#### [GIVEN PROBLEM]
Leave out the images; return the rest of the data exactly.

※ ※ ※

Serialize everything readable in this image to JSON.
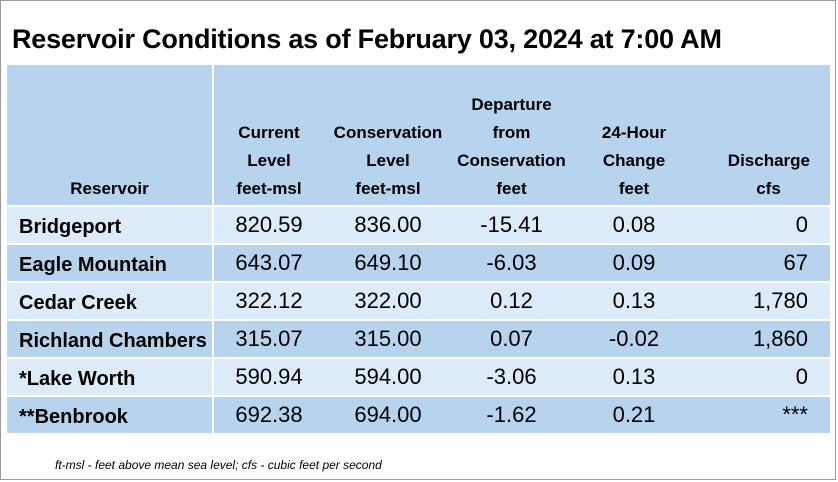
{
  "title": "Reservoir Conditions as of February 03, 2024 at 7:00 AM",
  "headers": [
    [
      "Reservoir"
    ],
    [
      "Current",
      "Level",
      "feet-msl"
    ],
    [
      "Conservation",
      "Level",
      "feet-msl"
    ],
    [
      "Departure",
      "from",
      "Conservation",
      "feet"
    ],
    [
      "24-Hour",
      "Change",
      "feet"
    ],
    [
      "Discharge",
      "cfs"
    ]
  ],
  "rows": [
    {
      "name": "Bridgeport",
      "current": "820.59",
      "conservation": "836.00",
      "departure": "-15.41",
      "change": "0.08",
      "discharge": "0"
    },
    {
      "name": "Eagle Mountain",
      "current": "643.07",
      "conservation": "649.10",
      "departure": "-6.03",
      "change": "0.09",
      "discharge": "67"
    },
    {
      "name": "Cedar Creek",
      "current": "322.12",
      "conservation": "322.00",
      "departure": "0.12",
      "change": "0.13",
      "discharge": "1,780"
    },
    {
      "name": "Richland Chambers",
      "current": "315.07",
      "conservation": "315.00",
      "departure": "0.07",
      "change": "-0.02",
      "discharge": "1,860"
    },
    {
      "name": "*Lake Worth",
      "current": "590.94",
      "conservation": "594.00",
      "departure": "-3.06",
      "change": "0.13",
      "discharge": "0"
    },
    {
      "name": "**Benbrook",
      "current": "692.38",
      "conservation": "694.00",
      "departure": "-1.62",
      "change": "0.21",
      "discharge": "***"
    }
  ],
  "footnote": "ft-msl - feet above mean sea level; cfs - cubic feet per second",
  "colors": {
    "header_bg": "#b8d3ee",
    "row_light": "#ddeaf7",
    "row_dark": "#b8d3ee"
  }
}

※ ※ ※

#### [SOLVED PROBLEM]
Serialize everything readable in this image to JSON.
{
  "title": "Reservoir Conditions as of February 03, 2024 at 7:00 AM",
  "headers": [
    [
      "Reservoir"
    ],
    [
      "Current",
      "Level",
      "feet-msl"
    ],
    [
      "Conservation",
      "Level",
      "feet-msl"
    ],
    [
      "Departure",
      "from",
      "Conservation",
      "feet"
    ],
    [
      "24-Hour",
      "Change",
      "feet"
    ],
    [
      "Discharge",
      "cfs"
    ]
  ],
  "rows": [
    {
      "name": "Bridgeport",
      "current": "820.59",
      "conservation": "836.00",
      "departure": "-15.41",
      "change": "0.08",
      "discharge": "0"
    },
    {
      "name": "Eagle Mountain",
      "current": "643.07",
      "conservation": "649.10",
      "departure": "-6.03",
      "change": "0.09",
      "discharge": "67"
    },
    {
      "name": "Cedar Creek",
      "current": "322.12",
      "conservation": "322.00",
      "departure": "0.12",
      "change": "0.13",
      "discharge": "1,780"
    },
    {
      "name": "Richland Chambers",
      "current": "315.07",
      "conservation": "315.00",
      "departure": "0.07",
      "change": "-0.02",
      "discharge": "1,860"
    },
    {
      "name": "*Lake Worth",
      "current": "590.94",
      "conservation": "594.00",
      "departure": "-3.06",
      "change": "0.13",
      "discharge": "0"
    },
    {
      "name": "**Benbrook",
      "current": "692.38",
      "conservation": "694.00",
      "departure": "-1.62",
      "change": "0.21",
      "discharge": "***"
    }
  ],
  "footnote": "ft-msl - feet above mean sea level; cfs - cubic feet per second",
  "colors": {
    "header_bg": "#b8d3ee",
    "row_light": "#ddeaf7",
    "row_dark": "#b8d3ee"
  }
}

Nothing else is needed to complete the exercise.